> **REQUIRED WORK**:
Look for the word "Size" in the entries below, then copy every line that has it.

> **EXTRACTED INFORMATION**:
════════════════

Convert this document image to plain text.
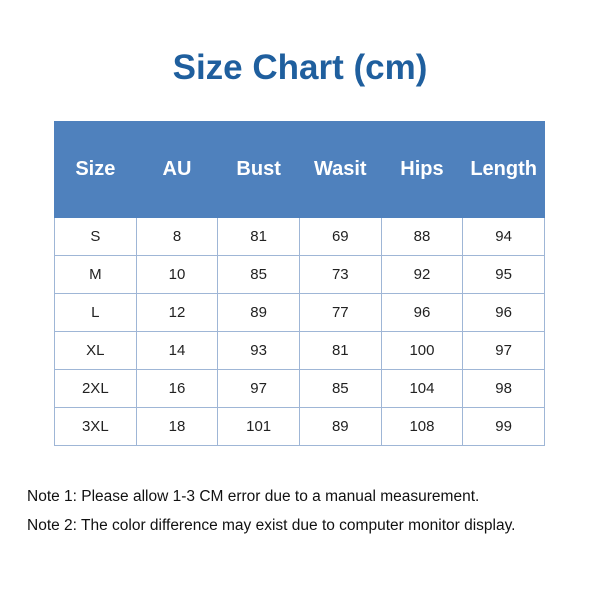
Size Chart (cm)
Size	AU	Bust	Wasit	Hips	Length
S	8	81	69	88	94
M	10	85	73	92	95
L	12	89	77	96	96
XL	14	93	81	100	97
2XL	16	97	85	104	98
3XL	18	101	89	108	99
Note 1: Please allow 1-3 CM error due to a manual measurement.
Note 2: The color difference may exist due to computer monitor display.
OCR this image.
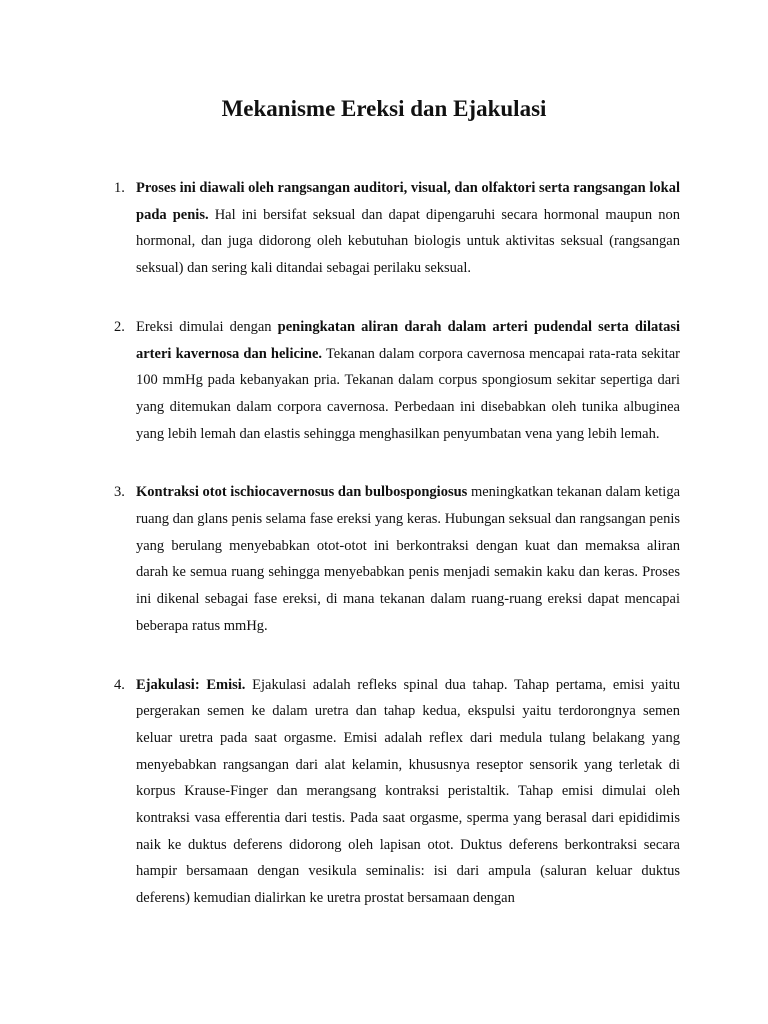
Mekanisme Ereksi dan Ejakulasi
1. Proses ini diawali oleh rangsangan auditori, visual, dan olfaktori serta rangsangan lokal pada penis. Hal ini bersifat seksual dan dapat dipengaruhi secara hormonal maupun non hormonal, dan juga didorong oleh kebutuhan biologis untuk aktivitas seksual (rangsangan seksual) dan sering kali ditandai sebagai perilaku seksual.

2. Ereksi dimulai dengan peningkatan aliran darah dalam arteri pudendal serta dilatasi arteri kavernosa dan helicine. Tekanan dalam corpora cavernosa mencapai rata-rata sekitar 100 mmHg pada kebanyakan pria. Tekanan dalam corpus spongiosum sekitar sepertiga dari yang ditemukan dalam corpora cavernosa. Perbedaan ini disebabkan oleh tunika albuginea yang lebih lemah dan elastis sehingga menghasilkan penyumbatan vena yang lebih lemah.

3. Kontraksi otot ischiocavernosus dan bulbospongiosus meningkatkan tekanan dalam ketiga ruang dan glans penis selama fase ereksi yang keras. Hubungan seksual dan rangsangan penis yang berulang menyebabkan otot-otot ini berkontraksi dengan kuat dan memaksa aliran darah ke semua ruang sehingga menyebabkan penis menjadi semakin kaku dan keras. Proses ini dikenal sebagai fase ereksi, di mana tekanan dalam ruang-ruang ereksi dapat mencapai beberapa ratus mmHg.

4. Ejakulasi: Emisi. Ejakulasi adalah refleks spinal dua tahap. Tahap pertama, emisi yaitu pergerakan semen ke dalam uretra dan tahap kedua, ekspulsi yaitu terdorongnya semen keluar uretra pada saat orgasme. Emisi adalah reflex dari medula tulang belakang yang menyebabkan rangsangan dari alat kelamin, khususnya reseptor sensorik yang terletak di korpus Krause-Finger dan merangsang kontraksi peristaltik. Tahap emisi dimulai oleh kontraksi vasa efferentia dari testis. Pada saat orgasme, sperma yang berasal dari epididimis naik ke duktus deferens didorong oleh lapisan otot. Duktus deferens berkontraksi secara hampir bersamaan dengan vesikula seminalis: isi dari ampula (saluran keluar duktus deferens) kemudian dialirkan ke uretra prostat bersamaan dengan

════════════════

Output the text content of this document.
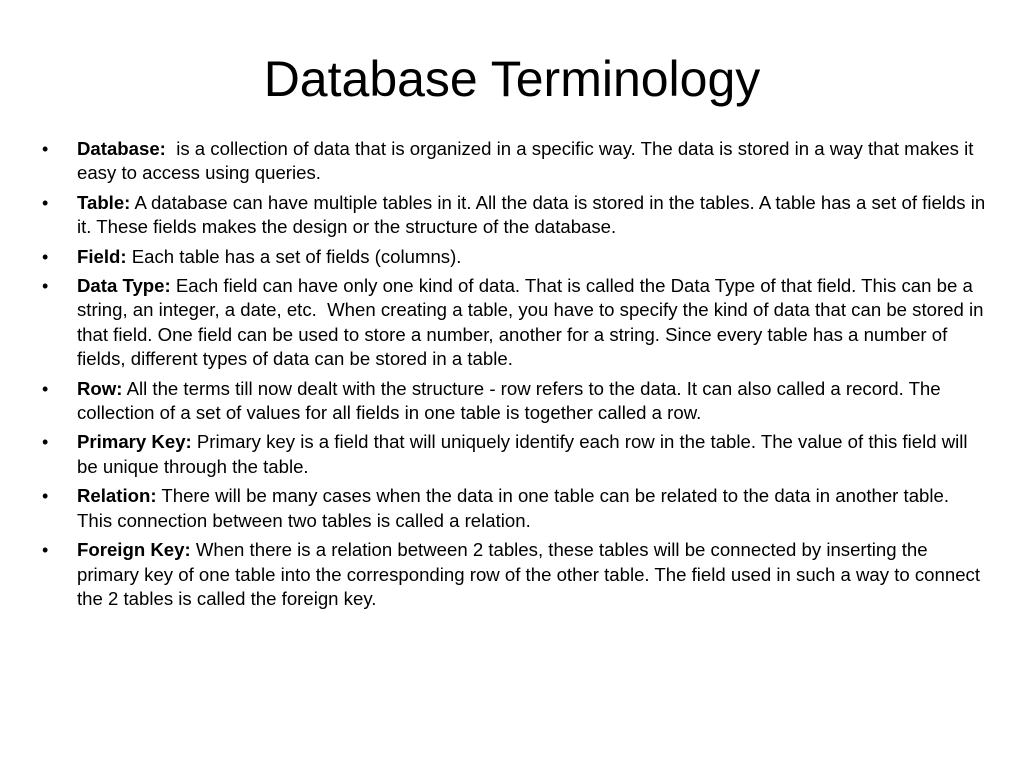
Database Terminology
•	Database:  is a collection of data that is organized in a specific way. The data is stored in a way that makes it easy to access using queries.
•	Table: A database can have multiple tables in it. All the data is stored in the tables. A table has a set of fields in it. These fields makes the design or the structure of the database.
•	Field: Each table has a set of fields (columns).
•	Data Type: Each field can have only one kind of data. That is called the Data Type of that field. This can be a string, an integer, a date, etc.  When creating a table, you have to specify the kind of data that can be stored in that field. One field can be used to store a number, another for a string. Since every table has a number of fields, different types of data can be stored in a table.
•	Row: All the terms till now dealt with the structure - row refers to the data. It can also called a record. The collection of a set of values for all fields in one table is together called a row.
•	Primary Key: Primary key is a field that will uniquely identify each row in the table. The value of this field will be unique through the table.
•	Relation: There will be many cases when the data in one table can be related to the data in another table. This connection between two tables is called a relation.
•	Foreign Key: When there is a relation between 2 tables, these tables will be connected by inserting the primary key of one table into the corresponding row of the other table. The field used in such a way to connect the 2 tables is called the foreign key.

════════════════

> **PROBLEM SOLUTION**:
Size Chart (cm)
Size	AU	Bust	Wasit	Hips	Length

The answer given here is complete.